__Records contained in a dataset__.
╔══
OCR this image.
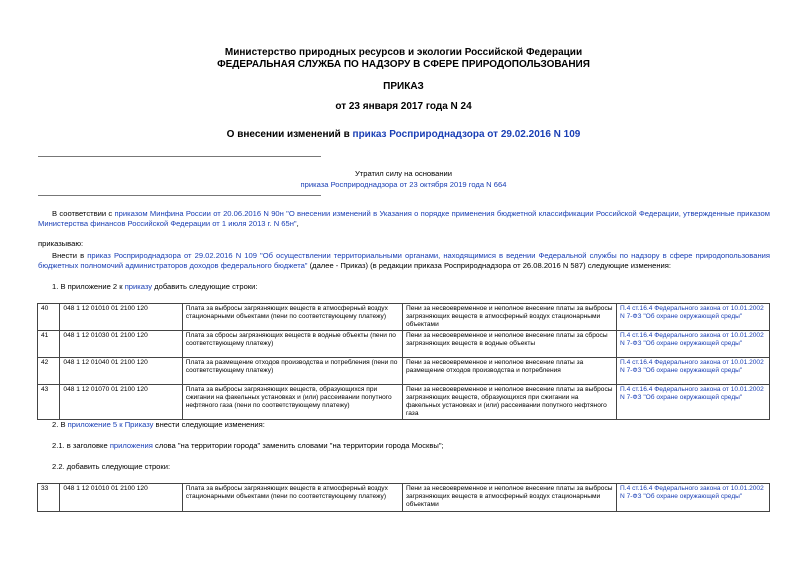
Министерство природных ресурсов и экологии Российской Федерации
ФЕДЕРАЛЬНАЯ СЛУЖБА ПО НАДЗОРУ В СФЕРЕ ПРИРОДОПОЛЬЗОВАНИЯ
ПРИКАЗ
от 23 января 2017 года N 24
О внесении изменений в приказ Росприроднадзора от 29.02.2016 N 109
Утратил силу на основании
приказа Росприроднадзора от 23 октября 2019 года N 664
В соответствии с приказом Минфина России от 20.06.2016 N 90н "О внесении изменений в Указания о порядке применения бюджетной классификации Российской Федерации, утвержденные приказом Министерства финансов Российской Федерации от 1 июля 2013 г. N 65н",
приказываю:
Внести в приказ Росприроднадзора от 29.02.2016 N 109 "Об осуществлении территориальными органами, находящимися в ведении Федеральной службы по надзору в сфере природопользования бюджетных полномочий администраторов доходов федерального бюджета" (далее - Приказ) (в редакции приказа Росприроднадзора от 26.08.2016 N 587) следующие изменения:
1. В приложение 2 к приказу добавить следующие строки:
40	048 1 12 01010 01 2100 120	Плата за выбросы загрязняющих веществ в атмосферный воздух стационарными объектами (пени по соответствующему платежу)	Пени за несвоевременное и неполное внесение платы за выбросы загрязняющих веществ в атмосферный воздух стационарными объектами	П.4 ст.16.4 Федерального закона от 10.01.2002 N 7-ФЗ "Об охране окружающей среды"
41	048 1 12 01030 01 2100 120	Плата за сбросы загрязняющих веществ в водные объекты (пени по соответствующему платежу)	Пени за несвоевременное и неполное внесение платы за сбросы загрязняющих веществ в водные объекты	П.4 ст.16.4 Федерального закона от 10.01.2002 N 7-ФЗ "Об охране окружающей среды"
42	048 1 12 01040 01 2100 120	Плата за размещение отходов производства и потребления (пени по соответствующему платежу)	Пени за несвоевременное и неполное внесение платы за размещение отходов производства и потребления	П.4 ст.16.4 Федерального закона от 10.01.2002 N 7-ФЗ "Об охране окружающей среды"
43	048 1 12 01070 01 2100 120	Плата за выбросы загрязняющих веществ, образующихся при сжигании на факельных установках и (или) рассеивании попутного нефтяного газа (пени по соответствующему платежу)	Пени за несвоевременное и неполное внесение платы за выбросы загрязняющих веществ, образующихся при сжигании на факельных установках и (или) рассеивании попутного нефтяного газа	П.4 ст.16.4 Федерального закона от 10.01.2002 N 7-ФЗ "Об охране окружающей среды"
2. В приложение 5 к Приказу внести следующие изменения:
2.1. в заголовке приложения слова "на территории города" заменить словами "на территории города Москвы";
2.2. добавить следующие строки:
33	048 1 12 01010 01 2100 120	Плата за выбросы загрязняющих веществ в атмосферный воздух стационарными объектами (пени по соответствующему платежу)	Пени за несвоевременное и неполное внесение платы за выбросы загрязняющих веществ в атмосферный воздух стационарными объектами	П.4 ст.16.4 Федерального закона от 10.01.2002 N 7-ФЗ "Об охране окружающей среды"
╚══
__Your goal__.
Go through the listing above and write it all out exactly, leaving out any picture.

__Solution for this task__.
OCR this image.
Министерство природных ресурсов и экологии Российской Федерации
ФЕДЕРАЛЬНАЯ СЛУЖБА ПО НАДЗОРУ В СФЕРЕ ПРИРОДОПОЛЬЗОВАНИЯ
ПРИКАЗ
от 23 января 2017 года N 24
О внесении изменений в приказ Росприроднадзора от 29.02.2016 N 109
Утратил силу на основании
приказа Росприроднадзора от 23 октября 2019 года N 664
В соответствии с приказом Минфина России от 20.06.2016 N 90н "О внесении изменений в Указания о порядке применения бюджетной классификации Российской Федерации, утвержденные приказом Министерства финансов Российской Федерации от 1 июля 2013 г. N 65н",
приказываю:
Внести в приказ Росприроднадзора от 29.02.2016 N 109 "Об осуществлении территориальными органами, находящимися в ведении Федеральной службы по надзору в сфере природопользования бюджетных полномочий администраторов доходов федерального бюджета" (далее - Приказ) (в редакции приказа Росприроднадзора от 26.08.2016 N 587) следующие изменения:
1. В приложение 2 к приказу добавить следующие строки:
40	048 1 12 01010 01 2100 120	Плата за выбросы загрязняющих веществ в атмосферный воздух стационарными объектами (пени по соответствующему платежу)	Пени за несвоевременное и неполное внесение платы за выбросы загрязняющих веществ в атмосферный воздух стационарными объектами	П.4 ст.16.4 Федерального закона от 10.01.2002 N 7-ФЗ "Об охране окружающей среды"
41	048 1 12 01030 01 2100 120	Плата за сбросы загрязняющих веществ в водные объекты (пени по соответствующему платежу)	Пени за несвоевременное и неполное внесение платы за сбросы загрязняющих веществ в водные объекты	П.4 ст.16.4 Федерального закона от 10.01.2002 N 7-ФЗ "Об охране окружающей среды"
42	048 1 12 01040 01 2100 120	Плата за размещение отходов производства и потребления (пени по соответствующему платежу)	Пени за несвоевременное и неполное внесение платы за размещение отходов производства и потребления	П.4 ст.16.4 Федерального закона от 10.01.2002 N 7-ФЗ "Об охране окружающей среды"
43	048 1 12 01070 01 2100 120	Плата за выбросы загрязняющих веществ, образующихся при сжигании на факельных установках и (или) рассеивании попутного нефтяного газа (пени по соответствующему платежу)	Пени за несвоевременное и неполное внесение платы за выбросы загрязняющих веществ, образующихся при сжигании на факельных установках и (или) рассеивании попутного нефтяного газа	П.4 ст.16.4 Федерального закона от 10.01.2002 N 7-ФЗ "Об охране окружающей среды"
2. В приложение 5 к Приказу внести следующие изменения:
2.1. в заголовке приложения слова "на территории города" заменить словами "на территории города Москвы";
2.2. добавить следующие строки:
33	048 1 12 01010 01 2100 120	Плата за выбросы загрязняющих веществ в атмосферный воздух стационарными объектами (пени по соответствующему платежу)	Пени за несвоевременное и неполное внесение платы за выбросы загрязняющих веществ в атмосферный воздух стационарными объектами	П.4 ст.16.4 Федерального закона от 10.01.2002 N 7-ФЗ "Об охране окружающей среды"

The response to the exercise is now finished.